_Listed entries_:
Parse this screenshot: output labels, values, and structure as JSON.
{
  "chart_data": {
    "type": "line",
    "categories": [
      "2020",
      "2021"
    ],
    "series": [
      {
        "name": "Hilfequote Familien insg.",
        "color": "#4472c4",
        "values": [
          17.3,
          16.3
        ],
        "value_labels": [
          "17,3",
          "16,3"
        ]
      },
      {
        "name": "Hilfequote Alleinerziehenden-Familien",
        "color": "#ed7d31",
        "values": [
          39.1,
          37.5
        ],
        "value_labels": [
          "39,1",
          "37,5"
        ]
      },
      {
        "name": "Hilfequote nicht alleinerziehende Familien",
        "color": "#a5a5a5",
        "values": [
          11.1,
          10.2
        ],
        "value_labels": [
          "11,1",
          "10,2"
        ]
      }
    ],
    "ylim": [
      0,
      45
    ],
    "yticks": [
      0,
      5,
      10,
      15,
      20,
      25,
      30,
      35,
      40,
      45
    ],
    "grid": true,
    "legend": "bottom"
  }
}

--

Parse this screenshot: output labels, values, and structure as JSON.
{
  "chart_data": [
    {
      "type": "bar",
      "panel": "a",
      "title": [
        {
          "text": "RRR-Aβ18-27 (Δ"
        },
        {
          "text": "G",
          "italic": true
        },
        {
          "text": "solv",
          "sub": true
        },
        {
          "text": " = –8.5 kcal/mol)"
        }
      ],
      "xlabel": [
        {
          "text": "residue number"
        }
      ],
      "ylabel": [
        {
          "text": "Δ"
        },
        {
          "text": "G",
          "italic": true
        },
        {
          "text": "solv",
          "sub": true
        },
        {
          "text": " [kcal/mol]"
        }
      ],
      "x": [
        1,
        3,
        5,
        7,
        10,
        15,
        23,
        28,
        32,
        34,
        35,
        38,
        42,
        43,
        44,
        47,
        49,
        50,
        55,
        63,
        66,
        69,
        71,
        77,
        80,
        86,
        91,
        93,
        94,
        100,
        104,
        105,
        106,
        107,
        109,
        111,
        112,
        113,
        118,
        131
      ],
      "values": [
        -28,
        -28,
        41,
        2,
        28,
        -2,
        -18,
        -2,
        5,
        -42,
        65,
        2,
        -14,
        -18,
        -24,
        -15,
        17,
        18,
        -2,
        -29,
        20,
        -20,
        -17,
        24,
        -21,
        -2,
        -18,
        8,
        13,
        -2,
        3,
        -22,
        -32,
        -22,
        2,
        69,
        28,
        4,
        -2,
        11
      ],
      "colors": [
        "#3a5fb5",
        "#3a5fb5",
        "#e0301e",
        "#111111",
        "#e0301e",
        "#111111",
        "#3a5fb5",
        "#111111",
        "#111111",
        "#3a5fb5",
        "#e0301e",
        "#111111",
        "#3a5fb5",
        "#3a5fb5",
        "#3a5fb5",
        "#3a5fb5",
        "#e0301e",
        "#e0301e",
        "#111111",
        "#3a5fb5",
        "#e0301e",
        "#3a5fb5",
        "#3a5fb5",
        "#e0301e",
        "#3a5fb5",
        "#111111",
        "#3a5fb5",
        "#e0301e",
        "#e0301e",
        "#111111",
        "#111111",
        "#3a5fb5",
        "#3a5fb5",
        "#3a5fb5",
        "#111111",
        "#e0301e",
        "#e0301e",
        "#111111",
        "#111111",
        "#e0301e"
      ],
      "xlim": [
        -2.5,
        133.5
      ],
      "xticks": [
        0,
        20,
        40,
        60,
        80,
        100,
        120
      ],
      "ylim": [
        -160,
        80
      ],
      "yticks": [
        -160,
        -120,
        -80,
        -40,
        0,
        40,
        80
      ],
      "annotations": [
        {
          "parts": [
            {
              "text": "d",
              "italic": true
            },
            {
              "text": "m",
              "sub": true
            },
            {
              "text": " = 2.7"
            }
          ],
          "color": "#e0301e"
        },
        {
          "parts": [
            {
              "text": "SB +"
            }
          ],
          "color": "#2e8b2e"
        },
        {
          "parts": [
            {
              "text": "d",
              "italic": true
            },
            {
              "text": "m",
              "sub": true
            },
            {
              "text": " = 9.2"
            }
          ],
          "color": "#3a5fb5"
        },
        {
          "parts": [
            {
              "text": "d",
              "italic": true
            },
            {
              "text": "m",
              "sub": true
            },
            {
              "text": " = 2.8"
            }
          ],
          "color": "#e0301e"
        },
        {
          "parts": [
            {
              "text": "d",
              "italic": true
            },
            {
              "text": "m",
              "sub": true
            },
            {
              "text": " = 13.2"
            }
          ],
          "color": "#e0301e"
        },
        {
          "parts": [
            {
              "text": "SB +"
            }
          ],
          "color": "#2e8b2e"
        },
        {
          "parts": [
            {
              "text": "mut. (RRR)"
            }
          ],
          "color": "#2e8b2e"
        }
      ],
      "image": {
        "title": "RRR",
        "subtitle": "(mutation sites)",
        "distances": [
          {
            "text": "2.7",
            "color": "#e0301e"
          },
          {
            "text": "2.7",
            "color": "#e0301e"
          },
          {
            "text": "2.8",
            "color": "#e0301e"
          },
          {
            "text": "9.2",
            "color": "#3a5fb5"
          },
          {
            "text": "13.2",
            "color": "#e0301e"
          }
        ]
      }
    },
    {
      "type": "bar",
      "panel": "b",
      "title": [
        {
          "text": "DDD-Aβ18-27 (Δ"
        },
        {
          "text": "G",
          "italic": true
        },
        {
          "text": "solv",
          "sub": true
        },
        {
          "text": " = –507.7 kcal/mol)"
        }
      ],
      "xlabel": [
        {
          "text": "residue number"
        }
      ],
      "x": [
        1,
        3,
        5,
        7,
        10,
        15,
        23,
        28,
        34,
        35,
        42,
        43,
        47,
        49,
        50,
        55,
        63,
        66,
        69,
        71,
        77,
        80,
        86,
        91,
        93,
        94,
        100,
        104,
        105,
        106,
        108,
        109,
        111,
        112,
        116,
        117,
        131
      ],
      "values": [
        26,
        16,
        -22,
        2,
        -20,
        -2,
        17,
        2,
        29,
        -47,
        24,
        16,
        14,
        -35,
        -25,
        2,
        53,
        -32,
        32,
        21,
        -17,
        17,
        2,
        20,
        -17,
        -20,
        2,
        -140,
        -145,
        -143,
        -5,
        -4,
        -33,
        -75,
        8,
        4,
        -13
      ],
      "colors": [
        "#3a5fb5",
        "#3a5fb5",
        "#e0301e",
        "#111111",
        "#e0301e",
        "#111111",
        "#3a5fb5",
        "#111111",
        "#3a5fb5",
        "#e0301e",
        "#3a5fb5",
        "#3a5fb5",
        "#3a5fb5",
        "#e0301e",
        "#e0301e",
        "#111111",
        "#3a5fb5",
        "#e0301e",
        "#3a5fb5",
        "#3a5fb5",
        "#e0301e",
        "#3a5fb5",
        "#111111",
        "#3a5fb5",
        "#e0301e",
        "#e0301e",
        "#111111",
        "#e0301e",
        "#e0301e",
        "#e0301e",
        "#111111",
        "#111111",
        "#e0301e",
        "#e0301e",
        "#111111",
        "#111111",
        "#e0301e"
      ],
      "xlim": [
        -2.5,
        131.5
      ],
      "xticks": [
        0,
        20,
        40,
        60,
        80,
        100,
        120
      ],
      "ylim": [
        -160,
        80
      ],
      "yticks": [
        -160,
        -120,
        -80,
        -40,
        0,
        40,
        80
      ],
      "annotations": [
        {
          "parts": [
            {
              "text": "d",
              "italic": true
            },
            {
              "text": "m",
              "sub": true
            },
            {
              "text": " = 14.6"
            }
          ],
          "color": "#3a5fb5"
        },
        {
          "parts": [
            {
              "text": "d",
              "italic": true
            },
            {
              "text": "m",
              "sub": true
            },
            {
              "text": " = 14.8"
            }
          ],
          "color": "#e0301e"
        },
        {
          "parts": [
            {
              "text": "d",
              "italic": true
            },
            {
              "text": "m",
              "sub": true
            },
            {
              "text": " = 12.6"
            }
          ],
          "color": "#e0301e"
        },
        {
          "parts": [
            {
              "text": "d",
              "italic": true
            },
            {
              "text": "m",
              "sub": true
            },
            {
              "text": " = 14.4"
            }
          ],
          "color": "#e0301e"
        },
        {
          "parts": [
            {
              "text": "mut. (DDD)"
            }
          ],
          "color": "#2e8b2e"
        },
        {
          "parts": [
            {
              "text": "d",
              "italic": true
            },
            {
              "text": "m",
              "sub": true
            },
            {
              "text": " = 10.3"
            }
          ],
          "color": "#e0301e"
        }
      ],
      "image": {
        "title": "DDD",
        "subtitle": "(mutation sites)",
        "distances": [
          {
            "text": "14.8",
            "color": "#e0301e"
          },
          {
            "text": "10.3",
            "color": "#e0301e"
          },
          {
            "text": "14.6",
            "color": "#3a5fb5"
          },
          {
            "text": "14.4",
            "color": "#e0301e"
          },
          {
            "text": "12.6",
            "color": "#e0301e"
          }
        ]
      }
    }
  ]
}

_Task brief_: Go through the entries above and pull out each line with "Familien" in it.

_Written response_:
        "name": "Hilfequote Familien insg.",
        "name": "Hilfequote Alleinerziehenden-Familien",
        "name": "Hilfequote nicht alleinerziehende Familien",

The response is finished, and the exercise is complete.